---------- Extracted information ----------

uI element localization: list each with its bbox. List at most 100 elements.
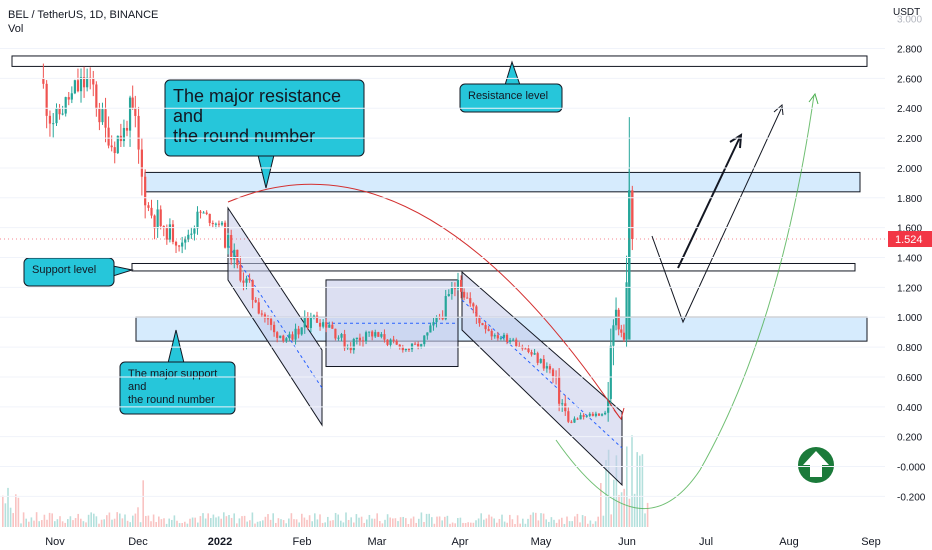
- volume-bar: [381, 523, 384, 527]
- candle-body: [478, 317, 481, 324]
- resistance-level-callout: [459, 83, 563, 113]
- candle-body: [539, 359, 542, 363]
- candle-body: [417, 343, 420, 347]
- candle-body: [122, 127, 126, 142]
- volume-bar: [282, 520, 285, 527]
- volume-bar: [363, 522, 365, 527]
- volume-bar: [574, 516, 576, 527]
- volume-bar: [462, 522, 464, 527]
- chart-title: BEL / TetherUS, 1D, BINANCE: [8, 9, 158, 21]
- candle-body: [463, 291, 466, 298]
- volume-bar: [506, 522, 508, 527]
- volume-bar: [553, 519, 555, 527]
- volume-bar: [191, 517, 194, 527]
- volume-bar: [584, 516, 586, 527]
- candle-body: [524, 348, 527, 350]
- resistance-callout-text: the round number: [173, 126, 315, 146]
- time-axis-bg: [0, 530, 932, 550]
- candle-body: [190, 233, 193, 235]
- volume-bar: [238, 518, 241, 527]
- resistance-callout-text: and: [173, 106, 203, 126]
- candle-body: [294, 328, 297, 340]
- volume-bar: [233, 513, 235, 527]
- volume-bar: [67, 519, 69, 527]
- time-axis: Nov Dec 2022 Feb Mar Apr May Jun Jul Aug Sep: [0, 530, 932, 550]
- volume-bar: [631, 435, 633, 527]
- volume-bar: [74, 518, 77, 527]
- volume-bar: [22, 512, 25, 527]
- candle-body: [355, 337, 358, 340]
- volume-bar: [334, 512, 337, 527]
- candle-body: [205, 212, 208, 214]
- candle-body: [220, 222, 224, 225]
- volume-bar: [623, 488, 625, 527]
- volume-bar: [25, 518, 27, 527]
- volume-bar: [641, 454, 644, 527]
- volume-bar: [171, 519, 173, 527]
- candle-body: [202, 212, 205, 214]
- volume-bar: [545, 519, 547, 527]
- support-callout-text: The major support: [128, 368, 217, 380]
- candle-body: [380, 334, 383, 337]
- candle-body: [358, 337, 362, 341]
- time-tick-label: Mar: [368, 536, 387, 548]
- volume-bar: [197, 522, 199, 527]
- volume-bar: [98, 523, 100, 527]
- candle-body: [131, 97, 134, 109]
- volume-bar: [592, 523, 594, 527]
- volume-bar: [472, 522, 475, 527]
- candle-body: [410, 343, 414, 350]
- volume-bar: [262, 520, 264, 527]
- green-arrowhead: [808, 92, 819, 105]
- volume-bar: [269, 519, 272, 527]
- candle-body: [588, 413, 591, 416]
- volume-bar: [116, 512, 118, 527]
- volume-bar: [327, 516, 329, 527]
- volume-bar: [246, 521, 248, 527]
- candle-body: [137, 115, 140, 150]
- volume-bar: [132, 515, 134, 527]
- candle-body: [214, 223, 217, 225]
- candle-body: [383, 334, 386, 340]
- candle-body: [92, 78, 95, 85]
- candle-body: [227, 235, 230, 248]
- volume-bar: [345, 512, 347, 527]
- price-tick-label: 2.800: [897, 45, 922, 56]
- volume-bar: [392, 518, 394, 527]
- candle-body: [162, 226, 165, 228]
- time-tick-label: Dec: [128, 536, 148, 548]
- candle-body: [576, 418, 579, 420]
- candle-body: [140, 149, 143, 177]
- volume-bar: [483, 519, 485, 527]
- time-tick-label: May: [531, 536, 552, 548]
- volume-bar: [542, 513, 545, 527]
- volume-bar: [501, 514, 503, 527]
- candle-body: [591, 413, 594, 416]
- volume-bar: [433, 523, 436, 527]
- candle-body: [211, 222, 214, 225]
- volume-bar: [82, 521, 85, 527]
- resistance-callout-text: The major resistance: [173, 86, 341, 106]
- candle-body: [450, 288, 453, 295]
- candle-body: [181, 242, 184, 247]
- candle-body: [208, 213, 211, 223]
- volume-bar: [9, 507, 12, 527]
- candle-body: [98, 108, 101, 123]
- volume-bar: [358, 517, 360, 527]
- volume-bar: [568, 521, 571, 527]
- volume-bar: [511, 519, 514, 527]
- candle-body: [374, 332, 377, 337]
- candle-body: [493, 335, 496, 337]
- candle-body: [484, 325, 487, 330]
- volume-bar: [371, 518, 373, 527]
- candle-body: [628, 190, 631, 340]
- candle-body: [174, 241, 178, 246]
- volume-bar: [93, 513, 95, 527]
- volume-bar: [436, 516, 438, 527]
- volume-bar: [264, 516, 267, 527]
- volume-bar: [399, 517, 402, 527]
- candle-body: [125, 127, 129, 131]
- candle-body: [266, 318, 270, 320]
- candle-body: [453, 288, 457, 290]
- candle-body: [413, 343, 417, 345]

----------

Problem » Transcribe every line of the items above without any changes, omitting the pictures from your answer.

Response »
uI element localization: list each with its bbox. List at most 100 elements.
- volume-bar: [381, 523, 384, 527]
- candle-body: [478, 317, 481, 324]
- resistance-level-callout: [459, 83, 563, 113]
- candle-body: [539, 359, 542, 363]
- candle-body: [417, 343, 420, 347]
- candle-body: [122, 127, 126, 142]
- volume-bar: [282, 520, 285, 527]
- volume-bar: [363, 522, 365, 527]
- volume-bar: [574, 516, 576, 527]
- volume-bar: [462, 522, 464, 527]
- chart-title: BEL / TetherUS, 1D, BINANCE: [8, 9, 158, 21]
- candle-body: [463, 291, 466, 298]
- volume-bar: [506, 522, 508, 527]
- volume-bar: [553, 519, 555, 527]
- volume-bar: [191, 517, 194, 527]
- volume-bar: [584, 516, 586, 527]
- candle-body: [524, 348, 527, 350]
- resistance-callout-text: the round number: [173, 126, 315, 146]
- time-axis-bg: [0, 530, 932, 550]
- candle-body: [190, 233, 193, 235]
- volume-bar: [238, 518, 241, 527]
- resistance-callout-text: and: [173, 106, 203, 126]
- candle-body: [294, 328, 297, 340]
- volume-bar: [233, 513, 235, 527]
- volume-bar: [67, 519, 69, 527]
- time-axis: Nov Dec 2022 Feb Mar Apr May Jun Jul Aug Sep: [0, 530, 932, 550]
- volume-bar: [631, 435, 633, 527]
- volume-bar: [74, 518, 77, 527]
- volume-bar: [22, 512, 25, 527]
- candle-body: [355, 337, 358, 340]
- volume-bar: [334, 512, 337, 527]
- candle-body: [205, 212, 208, 214]
- candle-body: [220, 222, 224, 225]
- volume-bar: [623, 488, 625, 527]
- volume-bar: [25, 518, 27, 527]
- volume-bar: [641, 454, 644, 527]
- volume-bar: [171, 519, 173, 527]
- candle-body: [202, 212, 205, 214]
- volume-bar: [545, 519, 547, 527]
- support-callout-text: The major support: [128, 368, 217, 380]
- candle-body: [380, 334, 383, 337]
- candle-body: [358, 337, 362, 341]
- time-tick-label: Mar: [368, 536, 387, 548]
- volume-bar: [197, 522, 199, 527]
- volume-bar: [98, 523, 100, 527]
- candle-body: [131, 97, 134, 109]
- volume-bar: [592, 523, 594, 527]
- volume-bar: [472, 522, 475, 527]
- candle-body: [410, 343, 414, 350]
- volume-bar: [262, 520, 264, 527]
- green-arrowhead: [808, 92, 819, 105]
- volume-bar: [269, 519, 272, 527]
- candle-body: [588, 413, 591, 416]
- volume-bar: [116, 512, 118, 527]
- volume-bar: [327, 516, 329, 527]
- volume-bar: [246, 521, 248, 527]
- candle-body: [137, 115, 140, 150]
- volume-bar: [132, 515, 134, 527]
- candle-body: [214, 223, 217, 225]
- candle-body: [383, 334, 386, 340]
- candle-body: [92, 78, 95, 85]
- candle-body: [227, 235, 230, 248]
- volume-bar: [345, 512, 347, 527]
- price-tick-label: 2.800: [897, 45, 922, 56]
- volume-bar: [392, 518, 394, 527]
- candle-body: [162, 226, 165, 228]
- time-tick-label: Dec: [128, 536, 148, 548]
- candle-body: [576, 418, 579, 420]
- candle-body: [140, 149, 143, 177]
- volume-bar: [483, 519, 485, 527]
- time-tick-label: May: [531, 536, 552, 548]
- volume-bar: [542, 513, 545, 527]
- volume-bar: [501, 514, 503, 527]
- candle-body: [591, 413, 594, 416]
- volume-bar: [433, 523, 436, 527]
- candle-body: [211, 222, 214, 225]
- volume-bar: [82, 521, 85, 527]
- resistance-callout-text: The major resistance: [173, 86, 341, 106]
- candle-body: [450, 288, 453, 295]
- candle-body: [181, 242, 184, 247]
- candle-body: [208, 213, 211, 223]
- volume-bar: [9, 507, 12, 527]
- candle-body: [98, 108, 101, 123]
- volume-bar: [358, 517, 360, 527]
- volume-bar: [568, 521, 571, 527]
- volume-bar: [511, 519, 514, 527]
- candle-body: [374, 332, 377, 337]
- candle-body: [493, 335, 496, 337]
- candle-body: [484, 325, 487, 330]
- volume-bar: [371, 518, 373, 527]
- candle-body: [628, 190, 631, 340]
- candle-body: [174, 241, 178, 246]
- volume-bar: [93, 513, 95, 527]
- volume-bar: [436, 516, 438, 527]
- volume-bar: [264, 516, 267, 527]
- volume-bar: [399, 517, 402, 527]
- candle-body: [125, 127, 129, 131]
- candle-body: [266, 318, 270, 320]
- candle-body: [453, 288, 457, 290]
- candle-body: [413, 343, 417, 345]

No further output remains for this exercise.